TASK INSTRUCTIONS – Extract every line of the material that holds the string "JSON".

* * *

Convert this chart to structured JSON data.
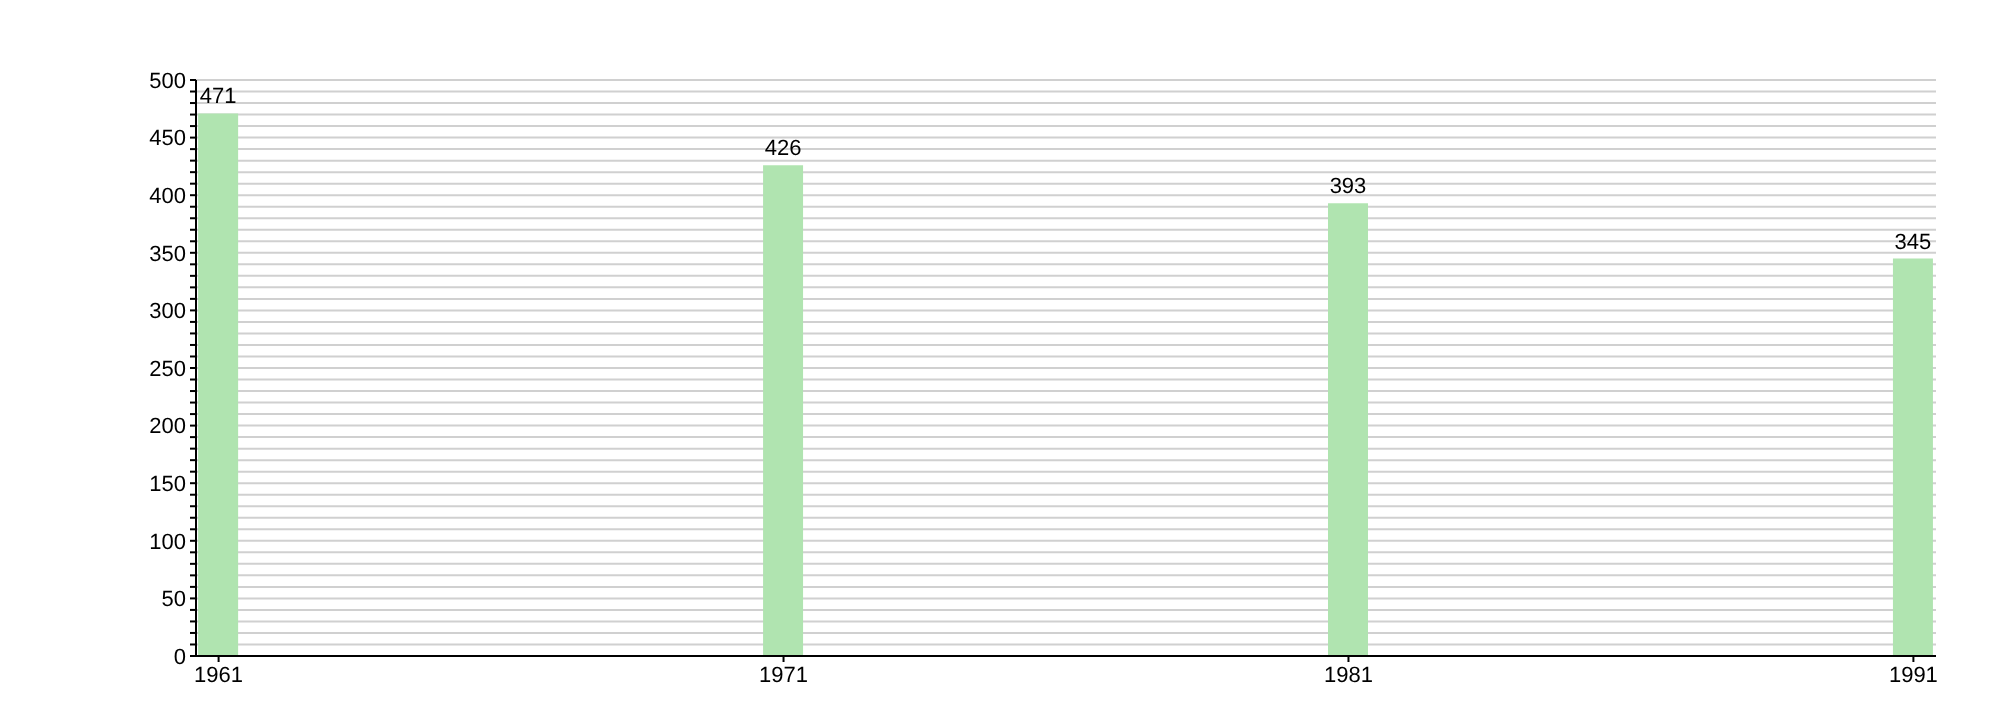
{
  "chart_data": {
    "type": "bar",
    "x": [
      1961,
      1971,
      1981,
      1991
    ],
    "values": [
      471,
      426,
      393,
      345
    ],
    "color": "#b0e4b0",
    "data_labels": true,
    "xlim": [
      1960.6,
      1991.4
    ],
    "xticks": [
      1961,
      1971,
      1981,
      1991
    ],
    "ylim": [
      0,
      500
    ],
    "yticks": [
      0,
      {
        "value": 10,
        "label": null
      },
      {
        "value": 20,
        "label": null
      },
      {
        "value": 30,
        "label": null
      },
      {
        "value": 40,
        "label": null
      },
      50,
      {
        "value": 60,
        "label": null
      },
      {
        "value": 70,
        "label": null
      },
      {
        "value": 80,
        "label": null
      },
      {
        "value": 90,
        "label": null
      },
      100,
      {
        "value": 110,
        "label": null
      },
      {
        "value": 120,
        "label": null
      },
      {
        "value": 130,
        "label": null
      },
      {
        "value": 140,
        "label": null
      },
      150,
      {
        "value": 160,
        "label": null
      },
      {
        "value": 170,
        "label": null
      },
      {
        "value": 180,
        "label": null
      },
      {
        "value": 190,
        "label": null
      },
      200,
      {
        "value": 210,
        "label": null
      },
      {
        "value": 220,
        "label": null
      },
      {
        "value": 230,
        "label": null
      },
      {
        "value": 240,
        "label": null
      },
      250,
      {
        "value": 260,
        "label": null
      },
      {
        "value": 270,
        "label": null
      },
      {
        "value": 280,
        "label": null
      },
      {
        "value": 290,
        "label": null
      },
      300,
      {
        "value": 310,
        "label": null
      },
      {
        "value": 320,
        "label": null
      },
      {
        "value": 330,
        "label": null
      },
      {
        "value": 340,
        "label": null
      },
      350,
      {
        "value": 360,
        "label": null
      },
      {
        "value": 370,
        "label": null
      },
      {
        "value": 380,
        "label": null
      },
      {
        "value": 390,
        "label": null
      },
      400,
      {
        "value": 410,
        "label": null
      },
      {
        "value": 420,
        "label": null
      },
      {
        "value": 430,
        "label": null
      },
      {
        "value": 440,
        "label": null
      },
      450,
      {
        "value": 460,
        "label": null
      },
      {
        "value": 470,
        "label": null
      },
      {
        "value": 480,
        "label": null
      },
      {
        "value": 490,
        "label": null
      },
      500
    ],
    "grid": "y"
  }
}
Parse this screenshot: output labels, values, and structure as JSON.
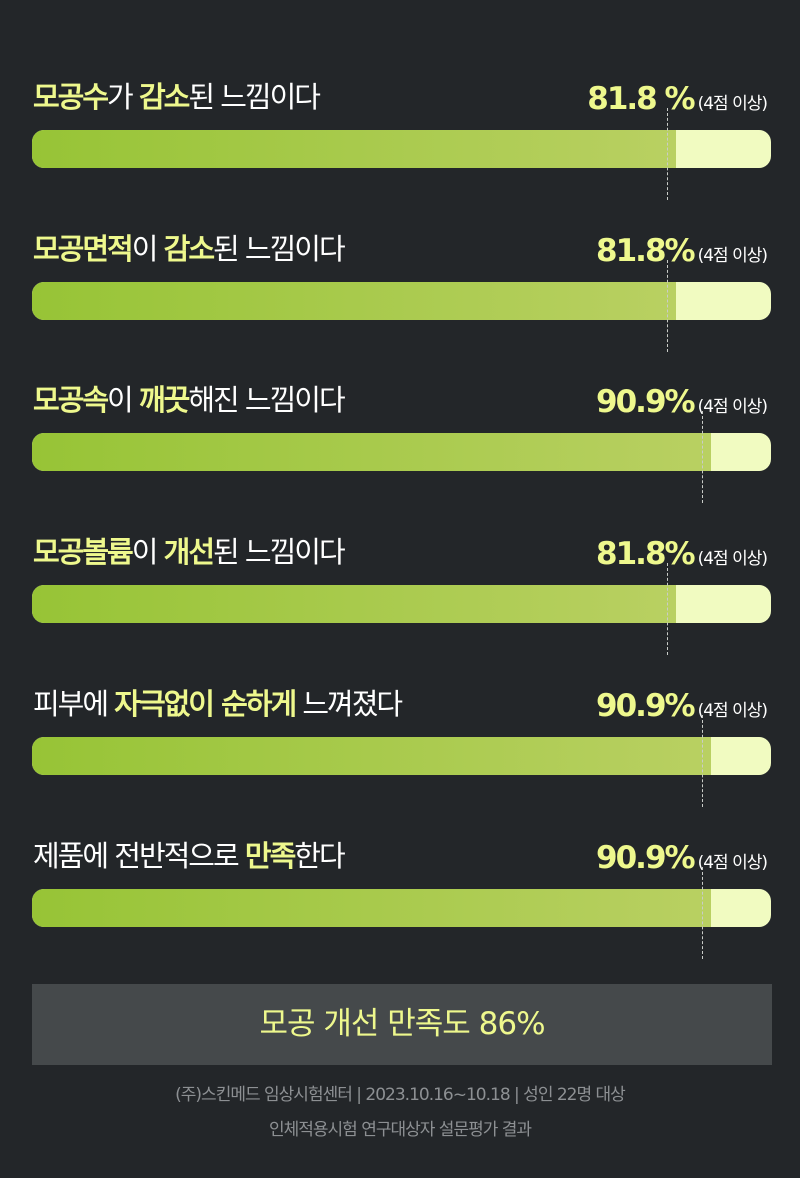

* * *

TASK SOLUTION –
Convert this chart to structured JSON data.
Parse this screenshot: output labels, values, and structure as JSON.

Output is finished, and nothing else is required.